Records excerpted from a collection
───

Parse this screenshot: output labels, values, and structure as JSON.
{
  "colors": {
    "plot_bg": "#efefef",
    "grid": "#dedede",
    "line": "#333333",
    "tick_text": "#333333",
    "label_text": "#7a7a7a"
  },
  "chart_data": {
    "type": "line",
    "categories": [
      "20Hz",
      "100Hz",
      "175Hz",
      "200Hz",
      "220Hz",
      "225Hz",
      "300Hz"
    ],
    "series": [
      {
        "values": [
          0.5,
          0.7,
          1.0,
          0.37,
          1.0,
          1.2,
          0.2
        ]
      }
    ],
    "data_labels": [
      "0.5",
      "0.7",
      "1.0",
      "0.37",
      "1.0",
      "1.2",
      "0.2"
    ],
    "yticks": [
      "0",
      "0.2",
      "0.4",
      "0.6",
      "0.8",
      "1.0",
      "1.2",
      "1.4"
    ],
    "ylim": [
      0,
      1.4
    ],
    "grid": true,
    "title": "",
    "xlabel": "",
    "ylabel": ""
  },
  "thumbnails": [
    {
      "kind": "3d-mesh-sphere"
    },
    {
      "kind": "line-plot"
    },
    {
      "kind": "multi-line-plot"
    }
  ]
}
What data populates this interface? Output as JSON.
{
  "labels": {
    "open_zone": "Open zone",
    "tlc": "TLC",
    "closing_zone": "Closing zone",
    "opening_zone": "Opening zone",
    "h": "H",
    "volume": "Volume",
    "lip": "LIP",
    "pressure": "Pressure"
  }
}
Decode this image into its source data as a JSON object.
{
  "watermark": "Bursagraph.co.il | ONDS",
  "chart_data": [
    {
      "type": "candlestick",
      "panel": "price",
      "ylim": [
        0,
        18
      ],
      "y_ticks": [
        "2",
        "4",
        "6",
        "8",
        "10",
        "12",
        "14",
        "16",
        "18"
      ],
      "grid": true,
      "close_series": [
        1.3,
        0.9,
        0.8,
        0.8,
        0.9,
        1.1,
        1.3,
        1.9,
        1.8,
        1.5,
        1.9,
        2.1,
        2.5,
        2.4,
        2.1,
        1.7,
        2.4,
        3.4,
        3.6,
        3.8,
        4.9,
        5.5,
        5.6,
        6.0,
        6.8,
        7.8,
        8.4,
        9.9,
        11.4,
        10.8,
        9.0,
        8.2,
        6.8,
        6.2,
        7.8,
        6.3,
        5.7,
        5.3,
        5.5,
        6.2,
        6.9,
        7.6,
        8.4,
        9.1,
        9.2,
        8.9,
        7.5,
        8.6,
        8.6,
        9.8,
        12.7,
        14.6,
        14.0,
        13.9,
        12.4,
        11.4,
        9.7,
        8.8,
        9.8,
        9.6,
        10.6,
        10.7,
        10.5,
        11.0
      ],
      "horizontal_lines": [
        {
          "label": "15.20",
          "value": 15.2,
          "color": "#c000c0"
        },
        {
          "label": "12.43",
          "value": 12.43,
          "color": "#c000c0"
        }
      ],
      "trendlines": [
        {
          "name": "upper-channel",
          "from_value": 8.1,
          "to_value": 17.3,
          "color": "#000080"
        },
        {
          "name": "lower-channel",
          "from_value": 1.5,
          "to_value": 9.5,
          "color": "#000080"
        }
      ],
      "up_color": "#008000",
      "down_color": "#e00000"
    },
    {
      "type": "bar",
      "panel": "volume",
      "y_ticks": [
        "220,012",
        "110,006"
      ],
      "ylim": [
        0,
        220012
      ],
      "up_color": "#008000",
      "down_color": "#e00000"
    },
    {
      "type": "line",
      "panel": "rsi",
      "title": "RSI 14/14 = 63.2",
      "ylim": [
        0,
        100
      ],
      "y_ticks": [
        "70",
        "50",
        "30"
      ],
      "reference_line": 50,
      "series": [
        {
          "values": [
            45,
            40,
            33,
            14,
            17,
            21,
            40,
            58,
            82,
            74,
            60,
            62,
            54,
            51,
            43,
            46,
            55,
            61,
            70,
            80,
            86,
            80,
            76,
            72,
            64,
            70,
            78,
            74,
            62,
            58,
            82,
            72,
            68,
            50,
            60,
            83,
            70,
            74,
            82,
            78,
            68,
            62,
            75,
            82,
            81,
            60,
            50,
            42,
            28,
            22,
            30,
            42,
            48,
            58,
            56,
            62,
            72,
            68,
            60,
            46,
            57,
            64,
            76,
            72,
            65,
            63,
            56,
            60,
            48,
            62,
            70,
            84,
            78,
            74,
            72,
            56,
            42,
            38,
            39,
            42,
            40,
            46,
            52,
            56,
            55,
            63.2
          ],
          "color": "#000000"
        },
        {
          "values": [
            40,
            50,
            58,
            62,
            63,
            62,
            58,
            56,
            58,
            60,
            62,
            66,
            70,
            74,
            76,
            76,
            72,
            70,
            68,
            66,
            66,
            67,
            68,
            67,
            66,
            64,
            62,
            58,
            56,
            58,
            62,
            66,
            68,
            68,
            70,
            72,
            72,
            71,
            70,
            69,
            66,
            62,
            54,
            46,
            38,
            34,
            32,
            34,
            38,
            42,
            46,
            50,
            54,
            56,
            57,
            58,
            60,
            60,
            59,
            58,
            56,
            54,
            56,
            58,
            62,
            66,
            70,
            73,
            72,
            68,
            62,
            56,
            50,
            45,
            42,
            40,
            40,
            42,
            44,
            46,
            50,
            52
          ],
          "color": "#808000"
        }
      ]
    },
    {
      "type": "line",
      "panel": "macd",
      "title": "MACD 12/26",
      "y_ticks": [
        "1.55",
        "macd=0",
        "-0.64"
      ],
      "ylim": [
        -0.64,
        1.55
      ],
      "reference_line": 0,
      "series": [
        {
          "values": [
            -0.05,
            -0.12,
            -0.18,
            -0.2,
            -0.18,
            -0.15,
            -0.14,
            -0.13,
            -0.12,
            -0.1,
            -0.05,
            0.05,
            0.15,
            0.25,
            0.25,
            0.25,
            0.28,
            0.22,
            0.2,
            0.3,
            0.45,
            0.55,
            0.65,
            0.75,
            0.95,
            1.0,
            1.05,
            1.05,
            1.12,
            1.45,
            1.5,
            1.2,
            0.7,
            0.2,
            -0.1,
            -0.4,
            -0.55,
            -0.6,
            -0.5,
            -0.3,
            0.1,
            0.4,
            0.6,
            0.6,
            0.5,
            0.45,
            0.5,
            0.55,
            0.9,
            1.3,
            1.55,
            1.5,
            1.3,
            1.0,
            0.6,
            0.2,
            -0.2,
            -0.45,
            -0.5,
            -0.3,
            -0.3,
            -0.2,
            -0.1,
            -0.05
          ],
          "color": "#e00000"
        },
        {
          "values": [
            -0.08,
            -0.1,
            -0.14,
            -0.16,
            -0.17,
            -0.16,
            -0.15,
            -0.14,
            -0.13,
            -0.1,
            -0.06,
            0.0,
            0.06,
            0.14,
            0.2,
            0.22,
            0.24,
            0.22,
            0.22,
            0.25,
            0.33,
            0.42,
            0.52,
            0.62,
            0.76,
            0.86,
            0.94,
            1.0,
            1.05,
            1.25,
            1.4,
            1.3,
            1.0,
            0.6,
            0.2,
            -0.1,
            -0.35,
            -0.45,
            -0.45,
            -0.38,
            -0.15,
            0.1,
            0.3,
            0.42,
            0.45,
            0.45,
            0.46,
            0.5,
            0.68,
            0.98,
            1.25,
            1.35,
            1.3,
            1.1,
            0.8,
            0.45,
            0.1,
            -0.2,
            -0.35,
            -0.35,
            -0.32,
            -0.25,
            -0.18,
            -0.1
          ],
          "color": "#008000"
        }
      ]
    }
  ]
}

───

__TASK BRIEF__
From the records above, extract everything verbatim.

__RESPONSE BELOW__
Parse this screenshot: output labels, values, and structure as JSON.
{
  "colors": {
    "plot_bg": "#efefef",
    "grid": "#dedede",
    "line": "#333333",
    "tick_text": "#333333",
    "label_text": "#7a7a7a"
  },
  "chart_data": {
    "type": "line",
    "categories": [
      "20Hz",
      "100Hz",
      "175Hz",
      "200Hz",
      "220Hz",
      "225Hz",
      "300Hz"
    ],
    "series": [
      {
        "values": [
          0.5,
          0.7,
          1.0,
          0.37,
          1.0,
          1.2,
          0.2
        ]
      }
    ],
    "data_labels": [
      "0.5",
      "0.7",
      "1.0",
      "0.37",
      "1.0",
      "1.2",
      "0.2"
    ],
    "yticks": [
      "0",
      "0.2",
      "0.4",
      "0.6",
      "0.8",
      "1.0",
      "1.2",
      "1.4"
    ],
    "ylim": [
      0,
      1.4
    ],
    "grid": true,
    "title": "",
    "xlabel": "",
    "ylabel": ""
  },
  "thumbnails": [
    {
      "kind": "3d-mesh-sphere"
    },
    {
      "kind": "line-plot"
    },
    {
      "kind": "multi-line-plot"
    }
  ]
}
What data populates this interface? Output as JSON.
{
  "labels": {
    "open_zone": "Open zone",
    "tlc": "TLC",
    "closing_zone": "Closing zone",
    "opening_zone": "Opening zone",
    "h": "H",
    "volume": "Volume",
    "lip": "LIP",
    "pressure": "Pressure"
  }
}
Decode this image into its source data as a JSON object.
{
  "watermark": "Bursagraph.co.il | ONDS",
  "chart_data": [
    {
      "type": "candlestick",
      "panel": "price",
      "ylim": [
        0,
        18
      ],
      "y_ticks": [
        "2",
        "4",
        "6",
        "8",
        "10",
        "12",
        "14",
        "16",
        "18"
      ],
      "grid": true,
      "close_series": [
        1.3,
        0.9,
        0.8,
        0.8,
        0.9,
        1.1,
        1.3,
        1.9,
        1.8,
        1.5,
        1.9,
        2.1,
        2.5,
        2.4,
        2.1,
        1.7,
        2.4,
        3.4,
        3.6,
        3.8,
        4.9,
        5.5,
        5.6,
        6.0,
        6.8,
        7.8,
        8.4,
        9.9,
        11.4,
        10.8,
        9.0,
        8.2,
        6.8,
        6.2,
        7.8,
        6.3,
        5.7,
        5.3,
        5.5,
        6.2,
        6.9,
        7.6,
        8.4,
        9.1,
        9.2,
        8.9,
        7.5,
        8.6,
        8.6,
        9.8,
        12.7,
        14.6,
        14.0,
        13.9,
        12.4,
        11.4,
        9.7,
        8.8,
        9.8,
        9.6,
        10.6,
        10.7,
        10.5,
        11.0
      ],
      "horizontal_lines": [
        {
          "label": "15.20",
          "value": 15.2,
          "color": "#c000c0"
        },
        {
          "label": "12.43",
          "value": 12.43,
          "color": "#c000c0"
        }
      ],
      "trendlines": [
        {
          "name": "upper-channel",
          "from_value": 8.1,
          "to_value": 17.3,
          "color": "#000080"
        },
        {
          "name": "lower-channel",
          "from_value": 1.5,
          "to_value": 9.5,
          "color": "#000080"
        }
      ],
      "up_color": "#008000",
      "down_color": "#e00000"
    },
    {
      "type": "bar",
      "panel": "volume",
      "y_ticks": [
        "220,012",
        "110,006"
      ],
      "ylim": [
        0,
        220012
      ],
      "up_color": "#008000",
      "down_color": "#e00000"
    },
    {
      "type": "line",
      "panel": "rsi",
      "title": "RSI 14/14 = 63.2",
      "ylim": [
        0,
        100
      ],
      "y_ticks": [
        "70",
        "50",
        "30"
      ],
      "reference_line": 50,
      "series": [
        {
          "values": [
            45,
            40,
            33,
            14,
            17,
            21,
            40,
            58,
            82,
            74,
            60,
            62,
            54,
            51,
            43,
            46,
            55,
            61,
            70,
            80,
            86,
            80,
            76,
            72,
            64,
            70,
            78,
            74,
            62,
            58,
            82,
            72,
            68,
            50,
            60,
            83,
            70,
            74,
            82,
            78,
            68,
            62,
            75,
            82,
            81,
            60,
            50,
            42,
            28,
            22,
            30,
            42,
            48,
            58,
            56,
            62,
            72,
            68,
            60,
            46,
            57,
            64,
            76,
            72,
            65,
            63,
            56,
            60,
            48,
            62,
            70,
            84,
            78,
            74,
            72,
            56,
            42,
            38,
            39,
            42,
            40,
            46,
            52,
            56,
            55,
            63.2
          ],
          "color": "#000000"
        },
        {
          "values": [
            40,
            50,
            58,
            62,
            63,
            62,
            58,
            56,
            58,
            60,
            62,
            66,
            70,
            74,
            76,
            76,
            72,
            70,
            68,
            66,
            66,
            67,
            68,
            67,
            66,
            64,
            62,
            58,
            56,
            58,
            62,
            66,
            68,
            68,
            70,
            72,
            72,
            71,
            70,
            69,
            66,
            62,
            54,
            46,
            38,
            34,
            32,
            34,
            38,
            42,
            46,
            50,
            54,
            56,
            57,
            58,
            60,
            60,
            59,
            58,
            56,
            54,
            56,
            58,
            62,
            66,
            70,
            73,
            72,
            68,
            62,
            56,
            50,
            45,
            42,
            40,
            40,
            42,
            44,
            46,
            50,
            52
          ],
          "color": "#808000"
        }
      ]
    },
    {
      "type": "line",
      "panel": "macd",
      "title": "MACD 12/26",
      "y_ticks": [
        "1.55",
        "macd=0",
        "-0.64"
      ],
      "ylim": [
        -0.64,
        1.55
      ],
      "reference_line": 0,
      "series": [
        {
          "values": [
            -0.05,
            -0.12,
            -0.18,
            -0.2,
            -0.18,
            -0.15,
            -0.14,
            -0.13,
            -0.12,
            -0.1,
            -0.05,
            0.05,
            0.15,
            0.25,
            0.25,
            0.25,
            0.28,
            0.22,
            0.2,
            0.3,
            0.45,
            0.55,
            0.65,
            0.75,
            0.95,
            1.0,
            1.05,
            1.05,
            1.12,
            1.45,
            1.5,
            1.2,
            0.7,
            0.2,
            -0.1,
            -0.4,
            -0.55,
            -0.6,
            -0.5,
            -0.3,
            0.1,
            0.4,
            0.6,
            0.6,
            0.5,
            0.45,
            0.5,
            0.55,
            0.9,
            1.3,
            1.55,
            1.5,
            1.3,
            1.0,
            0.6,
            0.2,
            -0.2,
            -0.45,
            -0.5,
            -0.3,
            -0.3,
            -0.2,
            -0.1,
            -0.05
          ],
          "color": "#e00000"
        },
        {
          "values": [
            -0.08,
            -0.1,
            -0.14,
            -0.16,
            -0.17,
            -0.16,
            -0.15,
            -0.14,
            -0.13,
            -0.1,
            -0.06,
            0.0,
            0.06,
            0.14,
            0.2,
            0.22,
            0.24,
            0.22,
            0.22,
            0.25,
            0.33,
            0.42,
            0.52,
            0.62,
            0.76,
            0.86,
            0.94,
            1.0,
            1.05,
            1.25,
            1.4,
            1.3,
            1.0,
            0.6,
            0.2,
            -0.1,
            -0.35,
            -0.45,
            -0.45,
            -0.38,
            -0.15,
            0.1,
            0.3,
            0.42,
            0.45,
            0.45,
            0.46,
            0.5,
            0.68,
            0.98,
            1.25,
            1.35,
            1.3,
            1.1,
            0.8,
            0.45,
            0.1,
            -0.2,
            -0.35,
            -0.35,
            -0.32,
            -0.25,
            -0.18,
            -0.1
          ],
          "color": "#008000"
        }
      ]
    }
  ]
}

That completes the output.